## What the task requires:
Reproduce all of the records below word for word, leaving out the pictures.
++++++
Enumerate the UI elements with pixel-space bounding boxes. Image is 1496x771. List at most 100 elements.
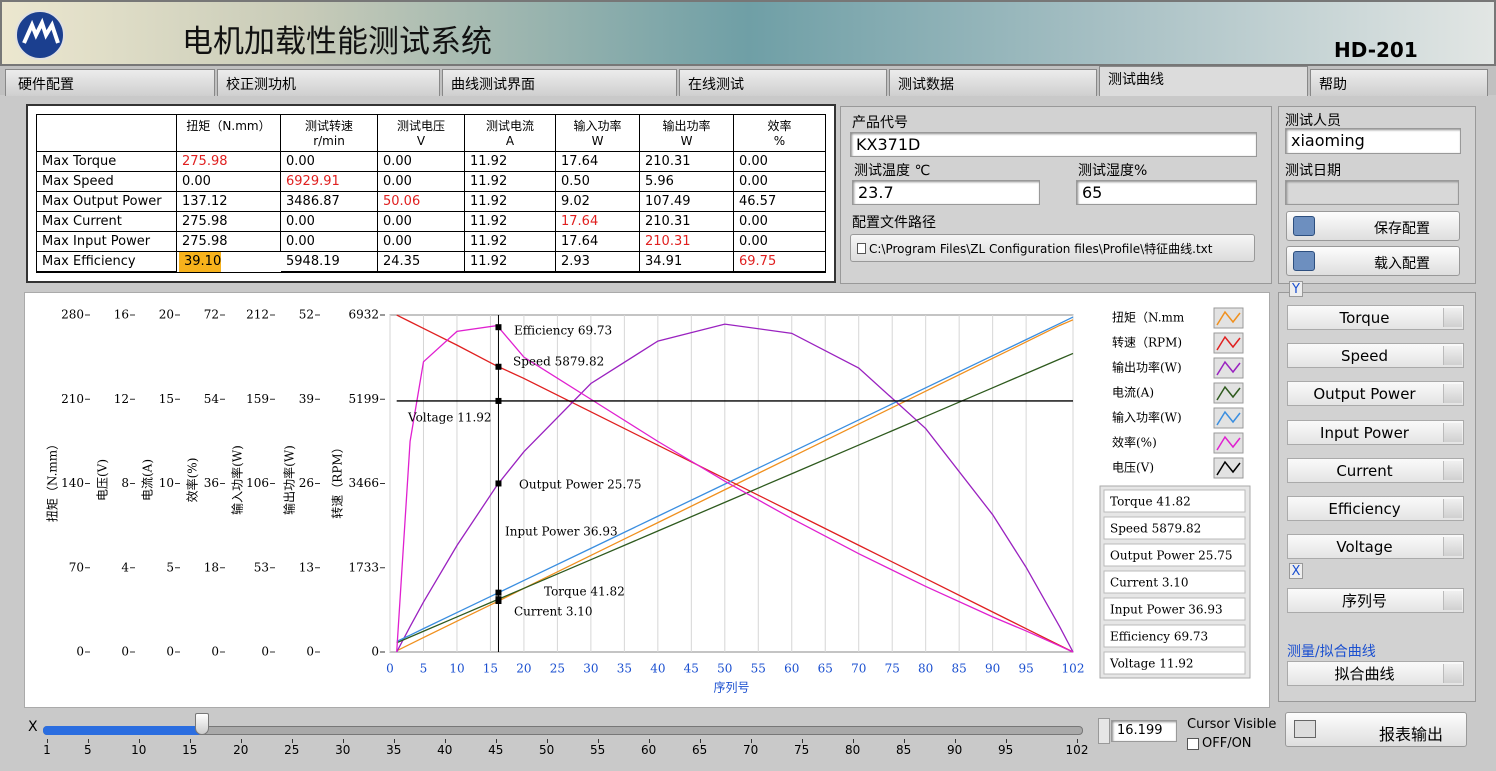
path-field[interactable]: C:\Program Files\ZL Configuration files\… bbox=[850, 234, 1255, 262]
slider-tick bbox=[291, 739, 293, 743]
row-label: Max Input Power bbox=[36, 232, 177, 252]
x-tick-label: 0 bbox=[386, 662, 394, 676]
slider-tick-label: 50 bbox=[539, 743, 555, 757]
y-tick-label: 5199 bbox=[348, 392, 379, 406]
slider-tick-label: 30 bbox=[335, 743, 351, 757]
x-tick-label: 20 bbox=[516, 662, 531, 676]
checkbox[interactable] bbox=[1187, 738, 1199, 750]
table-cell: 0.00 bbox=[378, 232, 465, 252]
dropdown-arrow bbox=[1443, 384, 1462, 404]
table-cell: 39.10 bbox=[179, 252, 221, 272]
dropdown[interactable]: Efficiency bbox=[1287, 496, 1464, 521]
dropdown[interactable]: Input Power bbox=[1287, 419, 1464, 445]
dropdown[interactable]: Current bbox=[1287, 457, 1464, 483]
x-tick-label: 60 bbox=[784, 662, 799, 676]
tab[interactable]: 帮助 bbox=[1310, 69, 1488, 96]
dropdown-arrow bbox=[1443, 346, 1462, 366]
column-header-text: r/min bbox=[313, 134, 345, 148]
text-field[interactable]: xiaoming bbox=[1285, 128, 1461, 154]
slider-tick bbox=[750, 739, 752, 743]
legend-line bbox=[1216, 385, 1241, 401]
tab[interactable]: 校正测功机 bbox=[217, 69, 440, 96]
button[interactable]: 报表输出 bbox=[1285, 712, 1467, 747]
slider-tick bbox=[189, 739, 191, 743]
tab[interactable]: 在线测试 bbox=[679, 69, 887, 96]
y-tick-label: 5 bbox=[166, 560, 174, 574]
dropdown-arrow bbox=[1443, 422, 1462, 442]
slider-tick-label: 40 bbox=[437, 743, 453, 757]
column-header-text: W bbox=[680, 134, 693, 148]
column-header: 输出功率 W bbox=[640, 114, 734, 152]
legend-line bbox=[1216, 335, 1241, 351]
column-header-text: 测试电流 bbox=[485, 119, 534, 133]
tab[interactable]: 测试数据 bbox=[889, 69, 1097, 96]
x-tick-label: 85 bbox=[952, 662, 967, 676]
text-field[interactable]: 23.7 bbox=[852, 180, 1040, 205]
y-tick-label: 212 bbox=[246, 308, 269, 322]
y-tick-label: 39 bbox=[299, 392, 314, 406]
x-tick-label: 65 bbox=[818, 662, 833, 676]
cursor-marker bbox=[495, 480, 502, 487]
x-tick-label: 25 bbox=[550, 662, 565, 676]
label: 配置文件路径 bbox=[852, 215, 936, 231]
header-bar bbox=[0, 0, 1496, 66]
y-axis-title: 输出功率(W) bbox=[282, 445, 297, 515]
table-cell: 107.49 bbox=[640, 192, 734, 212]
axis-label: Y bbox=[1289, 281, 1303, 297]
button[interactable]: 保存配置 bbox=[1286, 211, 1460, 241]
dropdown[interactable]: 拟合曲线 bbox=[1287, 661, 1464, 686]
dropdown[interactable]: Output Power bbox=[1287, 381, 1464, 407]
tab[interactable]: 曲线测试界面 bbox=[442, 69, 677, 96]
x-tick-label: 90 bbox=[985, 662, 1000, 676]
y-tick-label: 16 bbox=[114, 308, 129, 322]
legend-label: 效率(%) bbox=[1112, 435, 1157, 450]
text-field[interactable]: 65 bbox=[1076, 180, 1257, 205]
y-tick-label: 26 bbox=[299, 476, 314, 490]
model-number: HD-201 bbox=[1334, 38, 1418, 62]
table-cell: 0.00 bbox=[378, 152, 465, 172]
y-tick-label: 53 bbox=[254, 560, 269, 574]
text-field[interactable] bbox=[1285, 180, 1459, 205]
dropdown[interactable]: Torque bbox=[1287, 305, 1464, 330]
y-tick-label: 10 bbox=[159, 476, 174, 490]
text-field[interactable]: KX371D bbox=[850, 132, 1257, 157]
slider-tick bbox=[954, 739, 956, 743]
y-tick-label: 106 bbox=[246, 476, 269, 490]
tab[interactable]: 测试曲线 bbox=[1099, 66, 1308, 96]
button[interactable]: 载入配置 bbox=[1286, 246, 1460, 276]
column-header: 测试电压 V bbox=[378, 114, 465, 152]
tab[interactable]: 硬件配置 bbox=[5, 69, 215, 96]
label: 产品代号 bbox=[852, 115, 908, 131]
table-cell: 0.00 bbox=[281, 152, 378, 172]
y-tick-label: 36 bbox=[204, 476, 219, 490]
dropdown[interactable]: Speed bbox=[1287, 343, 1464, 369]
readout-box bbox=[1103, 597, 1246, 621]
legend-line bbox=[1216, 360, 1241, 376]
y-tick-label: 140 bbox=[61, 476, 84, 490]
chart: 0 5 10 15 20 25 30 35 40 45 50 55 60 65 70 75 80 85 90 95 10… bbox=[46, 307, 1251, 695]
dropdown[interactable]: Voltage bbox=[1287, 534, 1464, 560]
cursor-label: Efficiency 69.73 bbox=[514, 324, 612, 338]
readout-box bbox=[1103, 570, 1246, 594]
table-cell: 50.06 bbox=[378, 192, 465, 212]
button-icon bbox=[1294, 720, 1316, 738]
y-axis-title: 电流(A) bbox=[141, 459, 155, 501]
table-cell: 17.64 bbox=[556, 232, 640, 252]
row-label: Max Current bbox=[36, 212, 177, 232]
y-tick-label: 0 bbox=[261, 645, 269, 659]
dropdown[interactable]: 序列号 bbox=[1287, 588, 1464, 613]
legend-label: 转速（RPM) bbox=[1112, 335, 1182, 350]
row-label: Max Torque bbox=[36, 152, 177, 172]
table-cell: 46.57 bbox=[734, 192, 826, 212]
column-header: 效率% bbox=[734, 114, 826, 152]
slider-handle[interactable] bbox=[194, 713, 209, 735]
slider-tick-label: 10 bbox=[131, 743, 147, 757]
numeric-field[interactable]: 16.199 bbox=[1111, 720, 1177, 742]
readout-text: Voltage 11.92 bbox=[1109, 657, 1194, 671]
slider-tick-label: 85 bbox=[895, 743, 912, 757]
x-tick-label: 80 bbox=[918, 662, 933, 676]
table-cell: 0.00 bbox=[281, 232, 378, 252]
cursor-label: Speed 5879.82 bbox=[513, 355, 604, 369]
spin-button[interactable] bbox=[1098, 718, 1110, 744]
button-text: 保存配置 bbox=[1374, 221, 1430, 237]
++++++
## Correct response:
Enumerate the UI elements with pixel-space bounding boxes. Image is 1496x771. List at most 100 elements.
path-field[interactable]: C:\Program Files\ZL Configuration files\… bbox=[850, 234, 1255, 262]
slider-tick bbox=[291, 739, 293, 743]
row-label: Max Input Power bbox=[36, 232, 177, 252]
x-tick-label: 0 bbox=[386, 662, 394, 676]
slider-tick-label: 50 bbox=[539, 743, 555, 757]
y-tick-label: 5199 bbox=[348, 392, 379, 406]
slider-tick-label: 30 bbox=[335, 743, 351, 757]
x-tick-label: 20 bbox=[516, 662, 531, 676]
checkbox[interactable] bbox=[1187, 738, 1199, 750]
table-cell: 0.00 bbox=[378, 232, 465, 252]
dropdown-arrow bbox=[1443, 384, 1462, 404]
table-cell: 39.10 bbox=[179, 252, 221, 272]
dropdown[interactable]: Efficiency bbox=[1287, 496, 1464, 521]
dropdown[interactable]: Input Power bbox=[1287, 419, 1464, 445]
dropdown[interactable]: Current bbox=[1287, 457, 1464, 483]
x-tick-label: 60 bbox=[784, 662, 799, 676]
tab[interactable]: 帮助 bbox=[1310, 69, 1488, 96]
dropdown-arrow bbox=[1443, 346, 1462, 366]
column-header-text: r/min bbox=[313, 134, 345, 148]
text-field[interactable]: xiaoming bbox=[1285, 128, 1461, 154]
slider-tick bbox=[750, 739, 752, 743]
legend-line bbox=[1216, 385, 1241, 401]
tab[interactable]: 校正测功机 bbox=[217, 69, 440, 96]
button[interactable]: 报表输出 bbox=[1285, 712, 1467, 747]
slider-tick bbox=[189, 739, 191, 743]
tab[interactable]: 在线测试 bbox=[679, 69, 887, 96]
y-tick-label: 5 bbox=[166, 560, 174, 574]
dropdown-arrow bbox=[1443, 422, 1462, 442]
slider-tick-label: 40 bbox=[437, 743, 453, 757]
column-header-text: W bbox=[680, 134, 693, 148]
column-header: 输出功率 W bbox=[640, 114, 734, 152]
legend-line bbox=[1216, 335, 1241, 351]
column-header-text: 测试电流 bbox=[485, 119, 534, 133]
tab[interactable]: 测试数据 bbox=[889, 69, 1097, 96]
x-tick-label: 85 bbox=[952, 662, 967, 676]
text-field[interactable]: 23.7 bbox=[852, 180, 1040, 205]
y-tick-label: 212 bbox=[246, 308, 269, 322]
y-tick-label: 39 bbox=[299, 392, 314, 406]
x-tick-label: 65 bbox=[818, 662, 833, 676]
cursor-marker bbox=[495, 480, 502, 487]
x-tick-label: 25 bbox=[550, 662, 565, 676]
label: 配置文件路径 bbox=[852, 215, 936, 231]
header-bar bbox=[0, 0, 1496, 66]
y-axis-title: 输出功率(W) bbox=[282, 445, 297, 515]
table-cell: 107.49 bbox=[640, 192, 734, 212]
axis-label: Y bbox=[1289, 281, 1303, 297]
button[interactable]: 保存配置 bbox=[1286, 211, 1460, 241]
dropdown[interactable]: 拟合曲线 bbox=[1287, 661, 1464, 686]
dropdown[interactable]: Output Power bbox=[1287, 381, 1464, 407]
tab[interactable]: 曲线测试界面 bbox=[442, 69, 677, 96]
x-tick-label: 90 bbox=[985, 662, 1000, 676]
y-tick-label: 16 bbox=[114, 308, 129, 322]
legend-label: 效率(%) bbox=[1112, 435, 1157, 450]
text-field[interactable]: 65 bbox=[1076, 180, 1257, 205]
y-tick-label: 26 bbox=[299, 476, 314, 490]
model-number: HD-201 bbox=[1334, 38, 1418, 62]
table-cell: 0.00 bbox=[378, 152, 465, 172]
y-tick-label: 53 bbox=[254, 560, 269, 574]
text-field[interactable] bbox=[1285, 180, 1459, 205]
dropdown[interactable]: Torque bbox=[1287, 305, 1464, 330]
y-tick-label: 10 bbox=[159, 476, 174, 490]
text-field[interactable]: KX371D bbox=[850, 132, 1257, 157]
slider-tick bbox=[954, 739, 956, 743]
y-tick-label: 106 bbox=[246, 476, 269, 490]
tab[interactable]: 测试曲线 bbox=[1099, 66, 1308, 96]
button[interactable]: 载入配置 bbox=[1286, 246, 1460, 276]
column-header: 测试电压 V bbox=[378, 114, 465, 152]
tab[interactable]: 硬件配置 bbox=[5, 69, 215, 96]
label: 产品代号 bbox=[852, 115, 908, 131]
table-cell: 0.00 bbox=[281, 152, 378, 172]
y-tick-label: 36 bbox=[204, 476, 219, 490]
dropdown[interactable]: Speed bbox=[1287, 343, 1464, 369]
readout-box bbox=[1103, 597, 1246, 621]
legend-line bbox=[1216, 360, 1241, 376]
y-tick-label: 140 bbox=[61, 476, 84, 490]
chart: 0 5 10 15 20 25 30 35 40 45 50 55 60 65 70 75 80 85 90 95 10… bbox=[46, 307, 1251, 695]
dropdown[interactable]: Voltage bbox=[1287, 534, 1464, 560]
cursor-label: Efficiency 69.73 bbox=[514, 324, 612, 338]
readout-box bbox=[1103, 570, 1246, 594]
table-cell: 50.06 bbox=[378, 192, 465, 212]
button-icon bbox=[1294, 720, 1316, 738]
y-axis-title: 电流(A) bbox=[141, 459, 155, 501]
table-cell: 17.64 bbox=[556, 232, 640, 252]
row-label: Max Current bbox=[36, 212, 177, 232]
y-tick-label: 0 bbox=[261, 645, 269, 659]
dropdown[interactable]: 序列号 bbox=[1287, 588, 1464, 613]
legend-label: 转速（RPM) bbox=[1112, 335, 1182, 350]
row-label: Max Torque bbox=[36, 152, 177, 172]
table-cell: 46.57 bbox=[734, 192, 826, 212]
column-header: 效率% bbox=[734, 114, 826, 152]
slider-handle[interactable] bbox=[194, 713, 209, 735]
slider-tick-label: 10 bbox=[131, 743, 147, 757]
numeric-field[interactable]: 16.199 bbox=[1111, 720, 1177, 742]
readout-text: Voltage 11.92 bbox=[1109, 657, 1194, 671]
slider-tick-label: 85 bbox=[895, 743, 912, 757]
x-tick-label: 80 bbox=[918, 662, 933, 676]
table-cell: 0.00 bbox=[281, 232, 378, 252]
cursor-label: Speed 5879.82 bbox=[513, 355, 604, 369]
spin-button[interactable] bbox=[1098, 718, 1110, 744]
button-text: 保存配置 bbox=[1374, 221, 1430, 237]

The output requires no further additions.